**What you have to do:** Print the data that follows exactly.

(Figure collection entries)
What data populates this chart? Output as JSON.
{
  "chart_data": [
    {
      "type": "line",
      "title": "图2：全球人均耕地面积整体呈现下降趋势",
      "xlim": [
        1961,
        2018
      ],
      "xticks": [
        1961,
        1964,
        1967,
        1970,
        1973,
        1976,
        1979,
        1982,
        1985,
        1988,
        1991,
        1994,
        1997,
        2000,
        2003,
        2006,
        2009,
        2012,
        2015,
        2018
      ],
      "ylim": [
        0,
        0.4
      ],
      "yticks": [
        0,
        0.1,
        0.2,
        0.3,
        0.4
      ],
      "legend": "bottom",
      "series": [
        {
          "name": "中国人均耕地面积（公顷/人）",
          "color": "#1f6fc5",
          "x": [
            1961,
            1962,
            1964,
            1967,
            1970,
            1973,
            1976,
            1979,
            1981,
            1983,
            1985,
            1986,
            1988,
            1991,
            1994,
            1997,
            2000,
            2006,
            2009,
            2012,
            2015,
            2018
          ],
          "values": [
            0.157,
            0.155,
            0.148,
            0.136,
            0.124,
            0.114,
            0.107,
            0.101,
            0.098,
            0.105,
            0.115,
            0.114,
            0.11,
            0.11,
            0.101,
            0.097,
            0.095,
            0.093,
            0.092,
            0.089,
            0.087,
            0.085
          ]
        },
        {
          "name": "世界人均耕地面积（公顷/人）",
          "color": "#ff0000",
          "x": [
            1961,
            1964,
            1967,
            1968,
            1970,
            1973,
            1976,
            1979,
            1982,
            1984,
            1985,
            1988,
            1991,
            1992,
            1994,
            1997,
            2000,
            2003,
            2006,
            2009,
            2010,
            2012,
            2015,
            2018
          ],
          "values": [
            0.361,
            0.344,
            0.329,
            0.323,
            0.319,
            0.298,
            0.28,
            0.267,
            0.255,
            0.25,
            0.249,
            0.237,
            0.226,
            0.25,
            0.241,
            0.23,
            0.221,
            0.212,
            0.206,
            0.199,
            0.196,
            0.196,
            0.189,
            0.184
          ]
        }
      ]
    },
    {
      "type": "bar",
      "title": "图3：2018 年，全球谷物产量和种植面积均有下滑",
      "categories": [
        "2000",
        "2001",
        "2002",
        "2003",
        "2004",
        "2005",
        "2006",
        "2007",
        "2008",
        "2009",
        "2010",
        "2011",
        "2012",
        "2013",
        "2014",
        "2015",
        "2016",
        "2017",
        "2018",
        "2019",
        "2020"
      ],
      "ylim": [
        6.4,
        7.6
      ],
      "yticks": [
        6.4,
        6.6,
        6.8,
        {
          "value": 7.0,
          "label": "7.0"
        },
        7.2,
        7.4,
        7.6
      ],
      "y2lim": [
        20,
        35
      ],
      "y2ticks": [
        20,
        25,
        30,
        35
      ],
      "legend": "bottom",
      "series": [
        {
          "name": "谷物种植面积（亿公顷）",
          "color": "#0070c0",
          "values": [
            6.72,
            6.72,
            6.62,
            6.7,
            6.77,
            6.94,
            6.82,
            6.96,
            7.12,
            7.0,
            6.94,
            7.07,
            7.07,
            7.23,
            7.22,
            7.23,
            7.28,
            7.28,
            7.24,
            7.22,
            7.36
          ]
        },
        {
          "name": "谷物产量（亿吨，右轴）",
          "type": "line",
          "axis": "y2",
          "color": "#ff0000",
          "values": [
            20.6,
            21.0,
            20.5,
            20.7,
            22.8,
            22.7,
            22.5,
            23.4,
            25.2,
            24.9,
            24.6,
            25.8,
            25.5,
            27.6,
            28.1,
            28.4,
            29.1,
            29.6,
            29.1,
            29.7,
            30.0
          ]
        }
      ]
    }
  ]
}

**Task response:**
What data populates this chart? Output as JSON.
{
  "chart_data": [
    {
      "type": "line",
      "title": "图2：全球人均耕地面积整体呈现下降趋势",
      "xlim": [
        1961,
        2018
      ],
      "xticks": [
        1961,
        1964,
        1967,
        1970,
        1973,
        1976,
        1979,
        1982,
        1985,
        1988,
        1991,
        1994,
        1997,
        2000,
        2003,
        2006,
        2009,
        2012,
        2015,
        2018
      ],
      "ylim": [
        0,
        0.4
      ],
      "yticks": [
        0,
        0.1,
        0.2,
        0.3,
        0.4
      ],
      "legend": "bottom",
      "series": [
        {
          "name": "中国人均耕地面积（公顷/人）",
          "color": "#1f6fc5",
          "x": [
            1961,
            1962,
            1964,
            1967,
            1970,
            1973,
            1976,
            1979,
            1981,
            1983,
            1985,
            1986,
            1988,
            1991,
            1994,
            1997,
            2000,
            2006,
            2009,
            2012,
            2015,
            2018
          ],
          "values": [
            0.157,
            0.155,
            0.148,
            0.136,
            0.124,
            0.114,
            0.107,
            0.101,
            0.098,
            0.105,
            0.115,
            0.114,
            0.11,
            0.11,
            0.101,
            0.097,
            0.095,
            0.093,
            0.092,
            0.089,
            0.087,
            0.085
          ]
        },
        {
          "name": "世界人均耕地面积（公顷/人）",
          "color": "#ff0000",
          "x": [
            1961,
            1964,
            1967,
            1968,
            1970,
            1973,
            1976,
            1979,
            1982,
            1984,
            1985,
            1988,
            1991,
            1992,
            1994,
            1997,
            2000,
            2003,
            2006,
            2009,
            2010,
            2012,
            2015,
            2018
          ],
          "values": [
            0.361,
            0.344,
            0.329,
            0.323,
            0.319,
            0.298,
            0.28,
            0.267,
            0.255,
            0.25,
            0.249,
            0.237,
            0.226,
            0.25,
            0.241,
            0.23,
            0.221,
            0.212,
            0.206,
            0.199,
            0.196,
            0.196,
            0.189,
            0.184
          ]
        }
      ]
    },
    {
      "type": "bar",
      "title": "图3：2018 年，全球谷物产量和种植面积均有下滑",
      "categories": [
        "2000",
        "2001",
        "2002",
        "2003",
        "2004",
        "2005",
        "2006",
        "2007",
        "2008",
        "2009",
        "2010",
        "2011",
        "2012",
        "2013",
        "2014",
        "2015",
        "2016",
        "2017",
        "2018",
        "2019",
        "2020"
      ],
      "ylim": [
        6.4,
        7.6
      ],
      "yticks": [
        6.4,
        6.6,
        6.8,
        {
          "value": 7.0,
          "label": "7.0"
        },
        7.2,
        7.4,
        7.6
      ],
      "y2lim": [
        20,
        35
      ],
      "y2ticks": [
        20,
        25,
        30,
        35
      ],
      "legend": "bottom",
      "series": [
        {
          "name": "谷物种植面积（亿公顷）",
          "color": "#0070c0",
          "values": [
            6.72,
            6.72,
            6.62,
            6.7,
            6.77,
            6.94,
            6.82,
            6.96,
            7.12,
            7.0,
            6.94,
            7.07,
            7.07,
            7.23,
            7.22,
            7.23,
            7.28,
            7.28,
            7.24,
            7.22,
            7.36
          ]
        },
        {
          "name": "谷物产量（亿吨，右轴）",
          "type": "line",
          "axis": "y2",
          "color": "#ff0000",
          "values": [
            20.6,
            21.0,
            20.5,
            20.7,
            22.8,
            22.7,
            22.5,
            23.4,
            25.2,
            24.9,
            24.6,
            25.8,
            25.5,
            27.6,
            28.1,
            28.4,
            29.1,
            29.6,
            29.1,
            29.7,
            30.0
          ]
        }
      ]
    }
  ]
}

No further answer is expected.